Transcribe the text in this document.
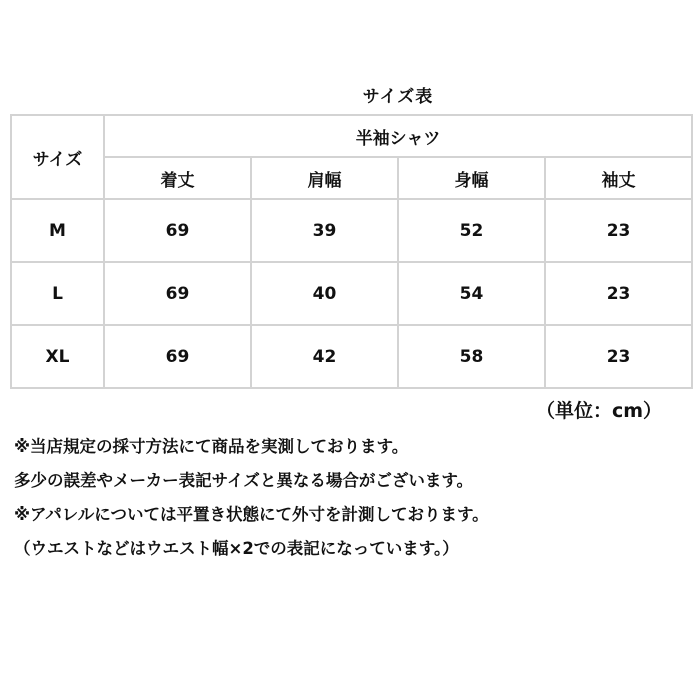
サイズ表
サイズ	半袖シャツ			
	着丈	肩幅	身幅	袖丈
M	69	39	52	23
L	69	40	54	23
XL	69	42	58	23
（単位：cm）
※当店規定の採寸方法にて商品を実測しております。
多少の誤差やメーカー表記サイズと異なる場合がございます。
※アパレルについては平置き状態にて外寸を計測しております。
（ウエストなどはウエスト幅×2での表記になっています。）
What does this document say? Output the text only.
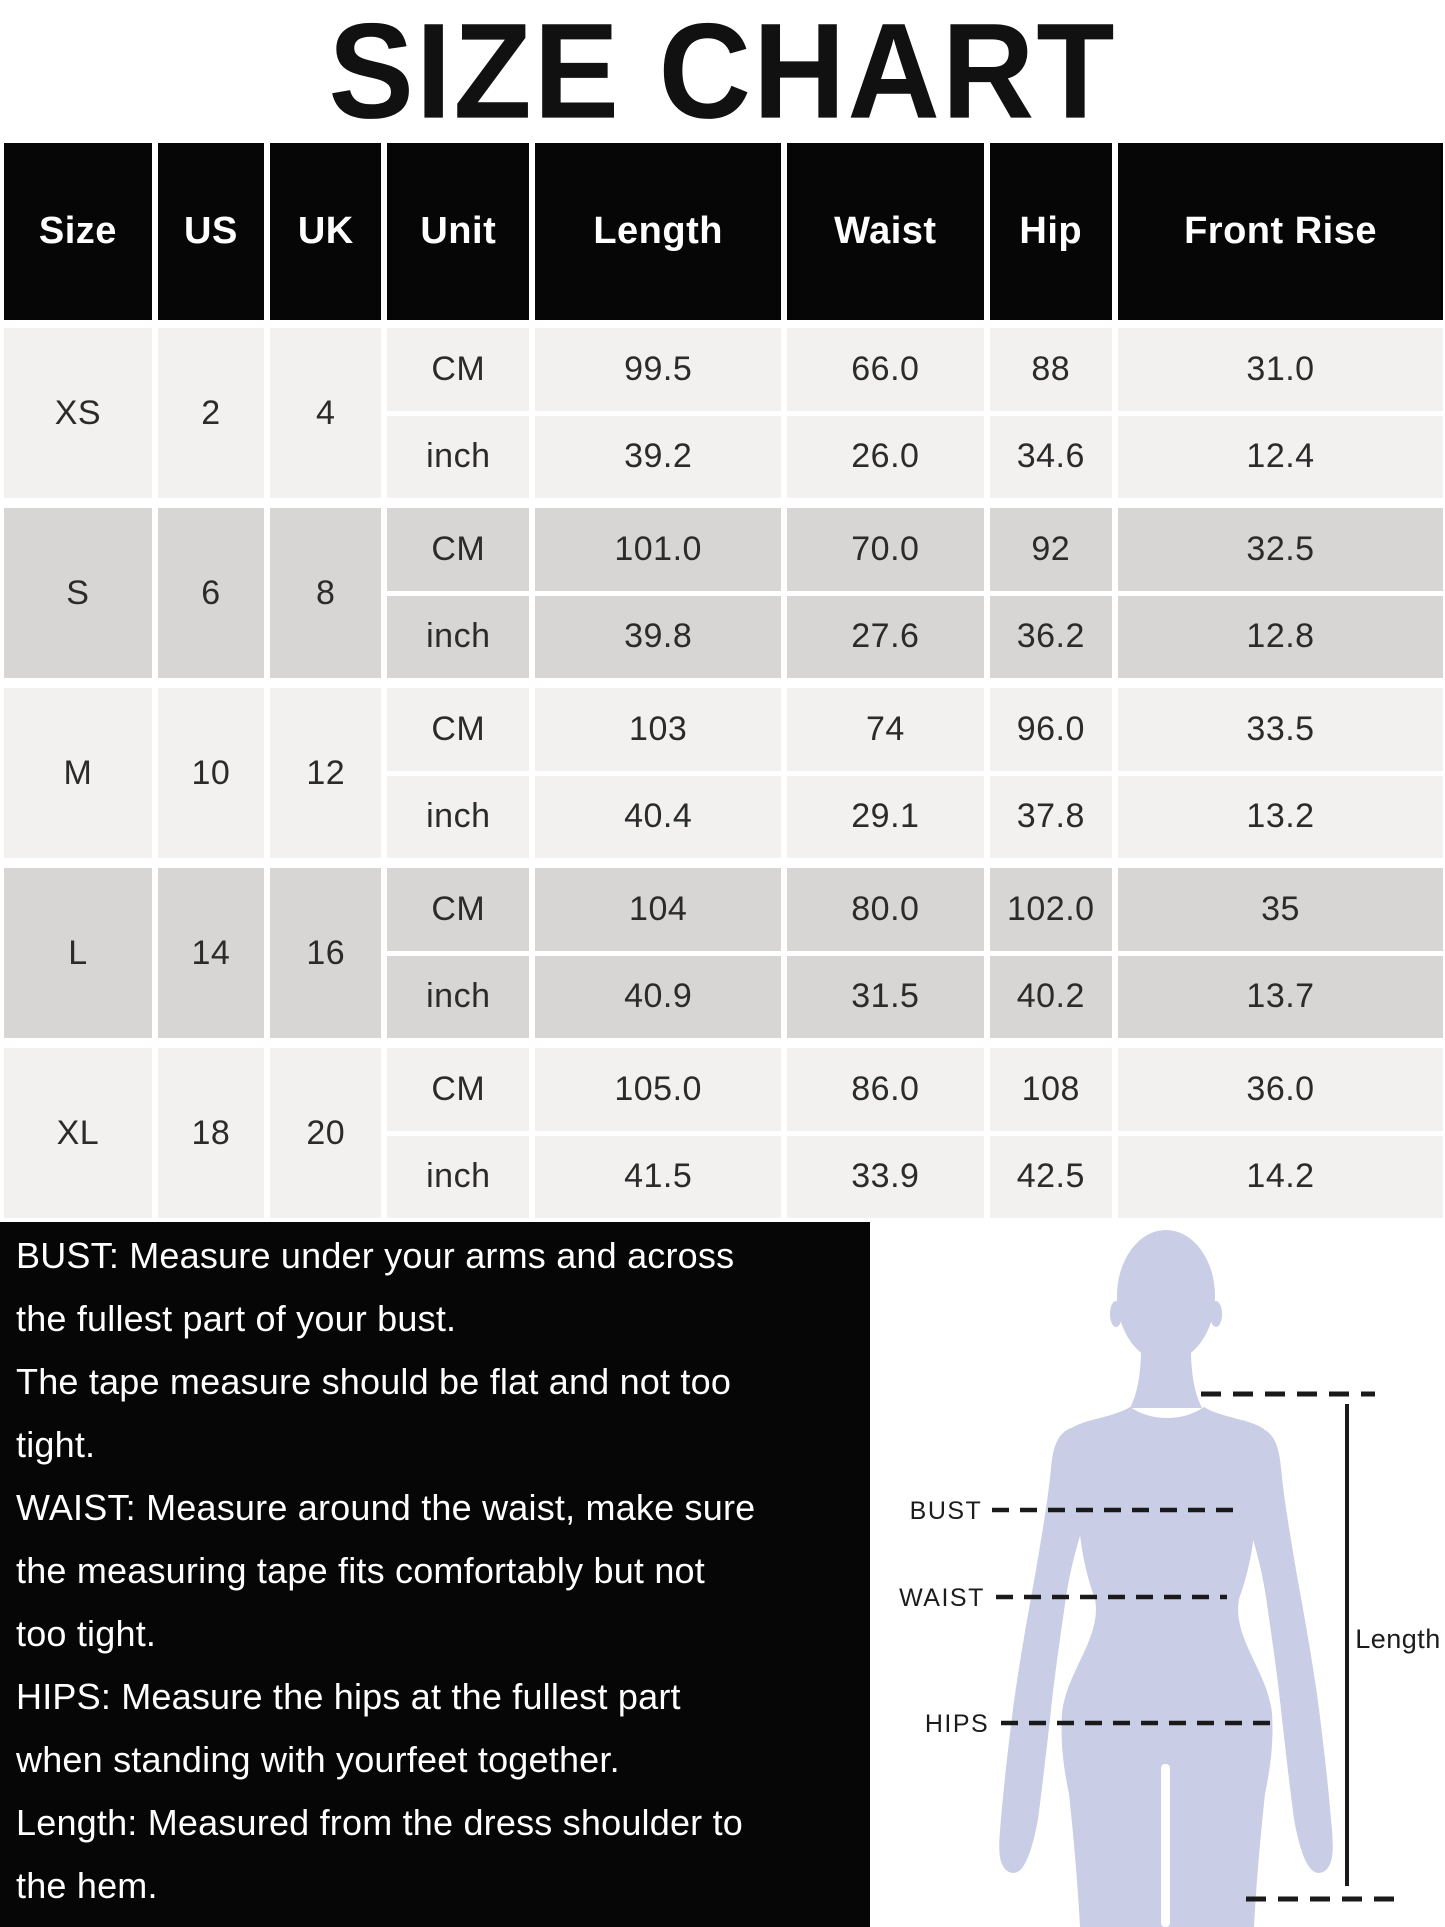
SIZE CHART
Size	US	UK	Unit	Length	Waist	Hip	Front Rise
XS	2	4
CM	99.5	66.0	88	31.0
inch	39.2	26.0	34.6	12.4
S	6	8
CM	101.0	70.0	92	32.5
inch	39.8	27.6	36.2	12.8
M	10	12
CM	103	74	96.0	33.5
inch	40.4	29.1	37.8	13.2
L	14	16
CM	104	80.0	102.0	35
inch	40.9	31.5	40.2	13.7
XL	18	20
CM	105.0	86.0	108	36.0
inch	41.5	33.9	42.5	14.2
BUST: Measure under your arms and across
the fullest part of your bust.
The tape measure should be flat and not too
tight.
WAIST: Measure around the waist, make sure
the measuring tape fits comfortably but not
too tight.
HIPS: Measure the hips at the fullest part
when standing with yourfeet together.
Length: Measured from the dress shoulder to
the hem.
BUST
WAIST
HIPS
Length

* * *

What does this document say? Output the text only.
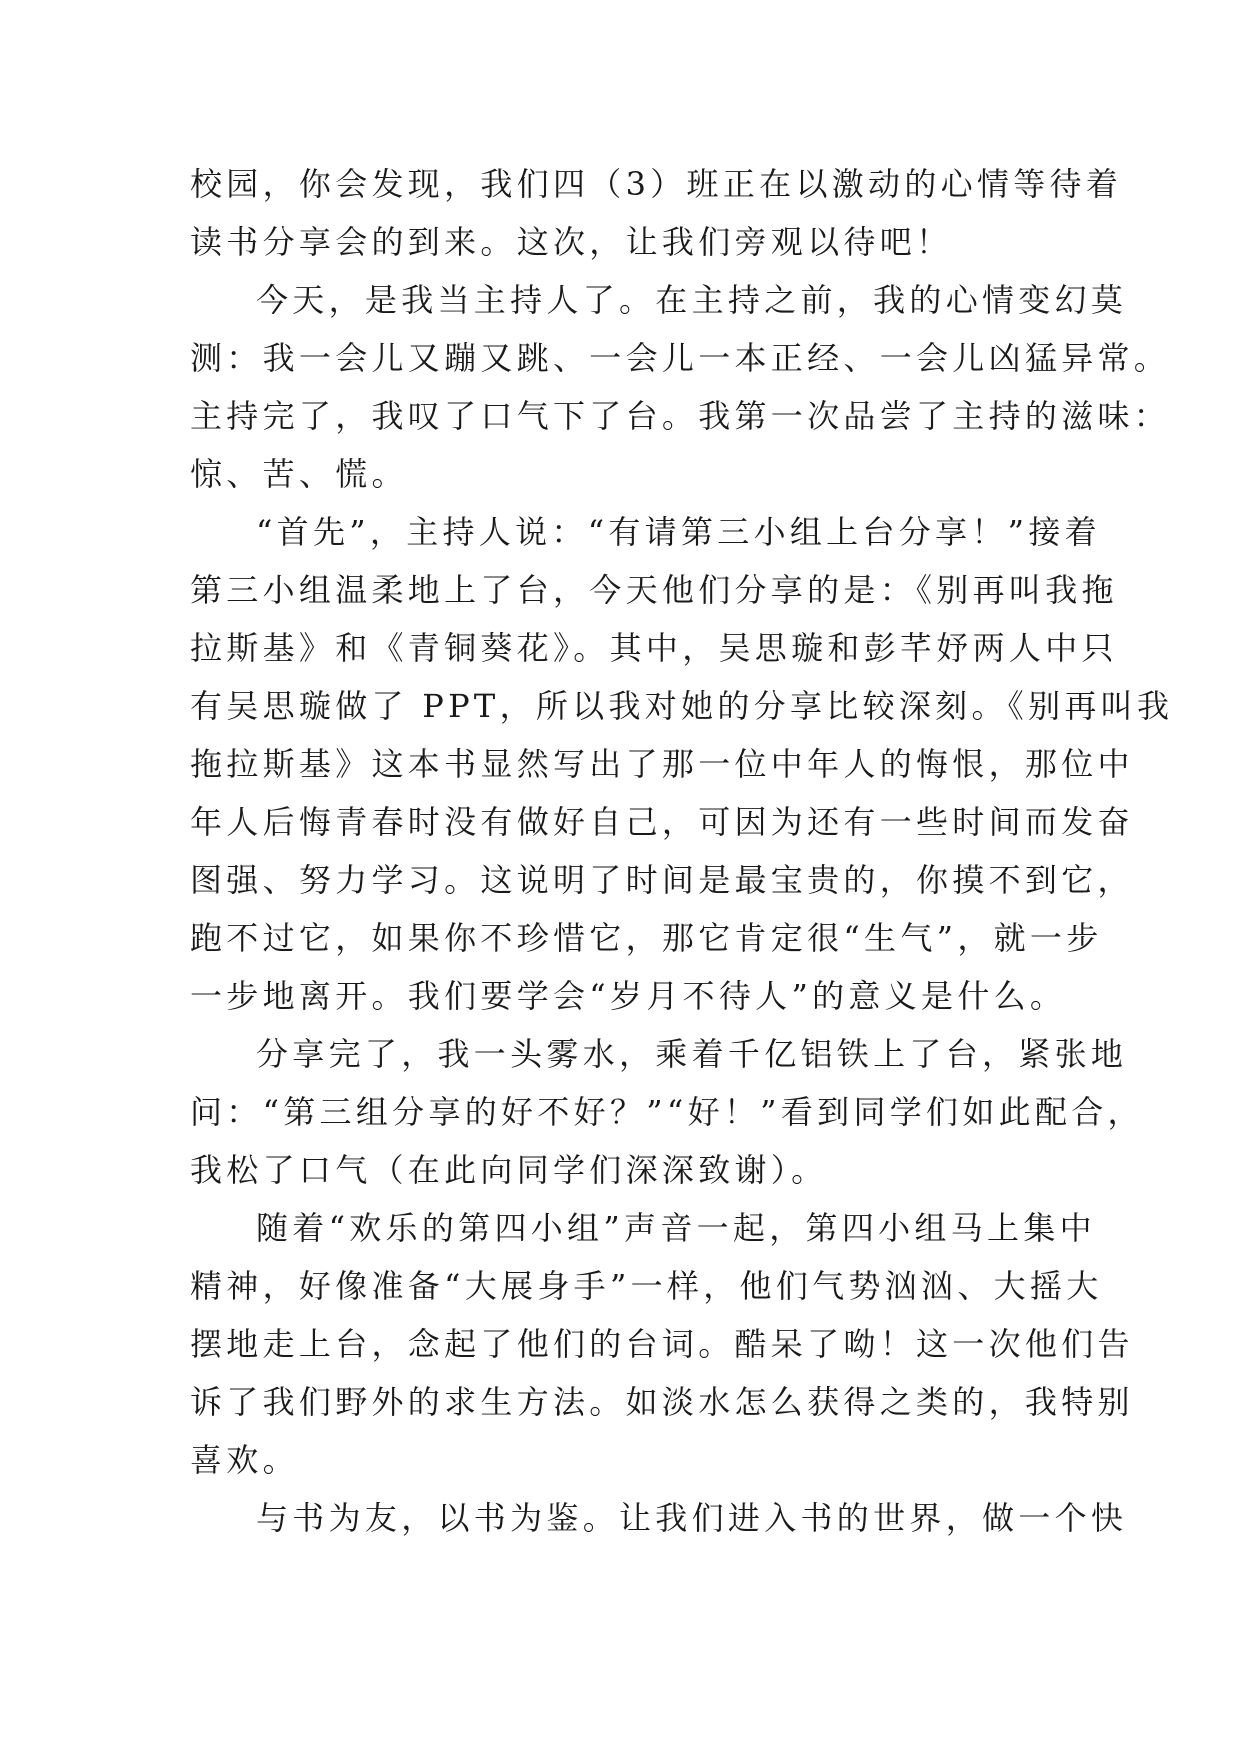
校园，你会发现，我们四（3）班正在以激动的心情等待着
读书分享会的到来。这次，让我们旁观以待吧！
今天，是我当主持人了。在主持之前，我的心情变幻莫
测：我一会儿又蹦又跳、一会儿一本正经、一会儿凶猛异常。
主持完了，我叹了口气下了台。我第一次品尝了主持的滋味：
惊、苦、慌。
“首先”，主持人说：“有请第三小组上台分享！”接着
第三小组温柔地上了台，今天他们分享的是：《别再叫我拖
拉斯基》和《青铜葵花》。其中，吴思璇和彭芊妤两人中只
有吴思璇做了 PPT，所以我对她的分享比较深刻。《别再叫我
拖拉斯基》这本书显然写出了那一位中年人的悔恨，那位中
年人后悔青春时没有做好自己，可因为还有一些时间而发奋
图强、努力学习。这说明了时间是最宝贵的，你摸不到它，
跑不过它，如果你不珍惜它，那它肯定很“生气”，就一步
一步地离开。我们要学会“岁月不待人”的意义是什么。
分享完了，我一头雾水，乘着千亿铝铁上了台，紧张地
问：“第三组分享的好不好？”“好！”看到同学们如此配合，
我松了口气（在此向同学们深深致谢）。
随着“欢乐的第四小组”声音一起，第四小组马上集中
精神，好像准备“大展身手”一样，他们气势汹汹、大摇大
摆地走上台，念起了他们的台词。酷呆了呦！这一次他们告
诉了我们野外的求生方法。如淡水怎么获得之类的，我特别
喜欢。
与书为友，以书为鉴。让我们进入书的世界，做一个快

What is asked
Pick out all lines containing the string "inch".

Solution to this task
inch	39.2	26.0	34.6	12.4
inch	39.8	27.6	36.2	12.8
inch	40.4	29.1	37.8	13.2
inch	40.9	31.5	40.2	13.7
inch	41.5	33.9	42.5	14.2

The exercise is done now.